Stored dataset items
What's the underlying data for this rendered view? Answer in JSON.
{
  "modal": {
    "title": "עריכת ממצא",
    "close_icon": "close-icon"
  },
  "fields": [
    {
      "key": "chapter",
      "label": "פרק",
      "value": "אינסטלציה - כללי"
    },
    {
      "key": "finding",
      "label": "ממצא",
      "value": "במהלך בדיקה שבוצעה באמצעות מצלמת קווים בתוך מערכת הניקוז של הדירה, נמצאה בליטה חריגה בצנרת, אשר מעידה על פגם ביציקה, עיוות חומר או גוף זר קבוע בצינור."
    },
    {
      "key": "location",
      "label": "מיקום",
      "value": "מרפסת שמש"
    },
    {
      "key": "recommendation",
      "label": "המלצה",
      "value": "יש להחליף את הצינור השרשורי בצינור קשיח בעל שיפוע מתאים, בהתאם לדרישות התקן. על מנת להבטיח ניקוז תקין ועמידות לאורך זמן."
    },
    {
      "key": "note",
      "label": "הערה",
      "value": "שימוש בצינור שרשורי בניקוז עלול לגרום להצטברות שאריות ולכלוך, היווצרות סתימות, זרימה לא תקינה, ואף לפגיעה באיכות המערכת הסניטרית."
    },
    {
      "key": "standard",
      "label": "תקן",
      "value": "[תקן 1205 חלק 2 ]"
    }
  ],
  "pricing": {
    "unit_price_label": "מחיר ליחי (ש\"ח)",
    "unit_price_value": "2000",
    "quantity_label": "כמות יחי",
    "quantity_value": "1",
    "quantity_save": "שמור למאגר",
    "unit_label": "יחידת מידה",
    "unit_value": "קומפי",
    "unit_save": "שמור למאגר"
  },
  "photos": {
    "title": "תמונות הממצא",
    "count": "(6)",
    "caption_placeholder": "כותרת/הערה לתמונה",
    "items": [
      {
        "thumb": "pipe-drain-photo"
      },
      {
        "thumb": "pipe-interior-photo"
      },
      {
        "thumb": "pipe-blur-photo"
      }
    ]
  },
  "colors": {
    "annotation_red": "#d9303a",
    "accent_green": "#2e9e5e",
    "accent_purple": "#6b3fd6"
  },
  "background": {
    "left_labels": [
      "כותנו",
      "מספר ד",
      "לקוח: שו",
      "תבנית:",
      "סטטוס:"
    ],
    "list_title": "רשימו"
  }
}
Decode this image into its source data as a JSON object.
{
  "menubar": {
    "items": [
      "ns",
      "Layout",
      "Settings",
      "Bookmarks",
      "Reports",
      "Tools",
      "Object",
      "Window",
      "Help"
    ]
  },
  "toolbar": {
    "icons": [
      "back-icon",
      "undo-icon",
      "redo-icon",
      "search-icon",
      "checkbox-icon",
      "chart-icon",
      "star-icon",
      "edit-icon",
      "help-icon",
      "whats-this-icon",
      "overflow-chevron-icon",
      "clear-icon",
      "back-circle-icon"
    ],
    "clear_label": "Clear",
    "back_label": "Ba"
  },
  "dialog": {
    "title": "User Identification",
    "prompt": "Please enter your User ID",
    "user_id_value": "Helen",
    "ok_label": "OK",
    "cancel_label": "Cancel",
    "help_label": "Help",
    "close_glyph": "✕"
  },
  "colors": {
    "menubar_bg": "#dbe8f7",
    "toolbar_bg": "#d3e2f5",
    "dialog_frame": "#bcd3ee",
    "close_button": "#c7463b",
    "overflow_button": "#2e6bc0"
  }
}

### Aim of the exercise
Extract the listing in its entirety and repeat it exactly.

### Correct result
What's the underlying data for this rendered view? Answer in JSON.
{
  "modal": {
    "title": "עריכת ממצא",
    "close_icon": "close-icon"
  },
  "fields": [
    {
      "key": "chapter",
      "label": "פרק",
      "value": "אינסטלציה - כללי"
    },
    {
      "key": "finding",
      "label": "ממצא",
      "value": "במהלך בדיקה שבוצעה באמצעות מצלמת קווים בתוך מערכת הניקוז של הדירה, נמצאה בליטה חריגה בצנרת, אשר מעידה על פגם ביציקה, עיוות חומר או גוף זר קבוע בצינור."
    },
    {
      "key": "location",
      "label": "מיקום",
      "value": "מרפסת שמש"
    },
    {
      "key": "recommendation",
      "label": "המלצה",
      "value": "יש להחליף את הצינור השרשורי בצינור קשיח בעל שיפוע מתאים, בהתאם לדרישות התקן. על מנת להבטיח ניקוז תקין ועמידות לאורך זמן."
    },
    {
      "key": "note",
      "label": "הערה",
      "value": "שימוש בצינור שרשורי בניקוז עלול לגרום להצטברות שאריות ולכלוך, היווצרות סתימות, זרימה לא תקינה, ואף לפגיעה באיכות המערכת הסניטרית."
    },
    {
      "key": "standard",
      "label": "תקן",
      "value": "[תקן 1205 חלק 2 ]"
    }
  ],
  "pricing": {
    "unit_price_label": "מחיר ליחי (ש\"ח)",
    "unit_price_value": "2000",
    "quantity_label": "כמות יחי",
    "quantity_value": "1",
    "quantity_save": "שמור למאגר",
    "unit_label": "יחידת מידה",
    "unit_value": "קומפי",
    "unit_save": "שמור למאגר"
  },
  "photos": {
    "title": "תמונות הממצא",
    "count": "(6)",
    "caption_placeholder": "כותרת/הערה לתמונה",
    "items": [
      {
        "thumb": "pipe-drain-photo"
      },
      {
        "thumb": "pipe-interior-photo"
      },
      {
        "thumb": "pipe-blur-photo"
      }
    ]
  },
  "colors": {
    "annotation_red": "#d9303a",
    "accent_green": "#2e9e5e",
    "accent_purple": "#6b3fd6"
  },
  "background": {
    "left_labels": [
      "כותנו",
      "מספר ד",
      "לקוח: שו",
      "תבנית:",
      "סטטוס:"
    ],
    "list_title": "רשימו"
  }
}
Decode this image into its source data as a JSON object.
{
  "menubar": {
    "items": [
      "ns",
      "Layout",
      "Settings",
      "Bookmarks",
      "Reports",
      "Tools",
      "Object",
      "Window",
      "Help"
    ]
  },
  "toolbar": {
    "icons": [
      "back-icon",
      "undo-icon",
      "redo-icon",
      "search-icon",
      "checkbox-icon",
      "chart-icon",
      "star-icon",
      "edit-icon",
      "help-icon",
      "whats-this-icon",
      "overflow-chevron-icon",
      "clear-icon",
      "back-circle-icon"
    ],
    "clear_label": "Clear",
    "back_label": "Ba"
  },
  "dialog": {
    "title": "User Identification",
    "prompt": "Please enter your User ID",
    "user_id_value": "Helen",
    "ok_label": "OK",
    "cancel_label": "Cancel",
    "help_label": "Help",
    "close_glyph": "✕"
  },
  "colors": {
    "menubar_bg": "#dbe8f7",
    "toolbar_bg": "#d3e2f5",
    "dialog_frame": "#bcd3ee",
    "close_button": "#c7463b",
    "overflow_button": "#2e6bc0"
  }
}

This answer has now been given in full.